[Dataset rows]

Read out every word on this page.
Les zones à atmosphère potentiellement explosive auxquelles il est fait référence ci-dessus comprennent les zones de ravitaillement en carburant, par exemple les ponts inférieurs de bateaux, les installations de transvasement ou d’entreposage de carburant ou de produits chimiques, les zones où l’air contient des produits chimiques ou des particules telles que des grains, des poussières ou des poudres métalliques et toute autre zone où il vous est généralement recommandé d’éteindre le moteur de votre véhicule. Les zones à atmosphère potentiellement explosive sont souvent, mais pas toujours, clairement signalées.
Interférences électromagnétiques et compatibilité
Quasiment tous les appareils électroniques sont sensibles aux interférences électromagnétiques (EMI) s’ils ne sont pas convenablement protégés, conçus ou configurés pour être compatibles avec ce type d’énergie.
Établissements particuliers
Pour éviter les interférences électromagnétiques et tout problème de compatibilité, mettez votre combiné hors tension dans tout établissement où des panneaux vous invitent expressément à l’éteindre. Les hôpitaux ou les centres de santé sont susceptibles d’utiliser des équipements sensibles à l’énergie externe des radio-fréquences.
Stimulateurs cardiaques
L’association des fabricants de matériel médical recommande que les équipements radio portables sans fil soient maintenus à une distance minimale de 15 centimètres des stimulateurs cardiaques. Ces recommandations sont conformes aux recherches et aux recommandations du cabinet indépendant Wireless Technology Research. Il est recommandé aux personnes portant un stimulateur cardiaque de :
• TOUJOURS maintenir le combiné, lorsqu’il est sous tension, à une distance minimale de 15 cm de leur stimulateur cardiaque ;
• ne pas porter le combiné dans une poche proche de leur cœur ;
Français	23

▸ GIVEN REQUEST
Go through the listing above and return every line where the word "distance" occurs.

▸ WRITTEN SOLUTION
L’association des fabricants de matériel médical recommande que les équipements radio portables sans fil soient maintenus à une distance minimale de 15 centimètres des stimulateurs cardiaques. Ces recommandations sont conformes aux recherches et aux recommandations du cabinet indépendant Wireless Technology Research. Il est recommandé aux personnes portant un stimulateur cardiaque de :
• TOUJOURS maintenir le combiné, lorsqu’il est sous tension, à une distance minimale de 15 cm de leur stimulateur cardiaque ;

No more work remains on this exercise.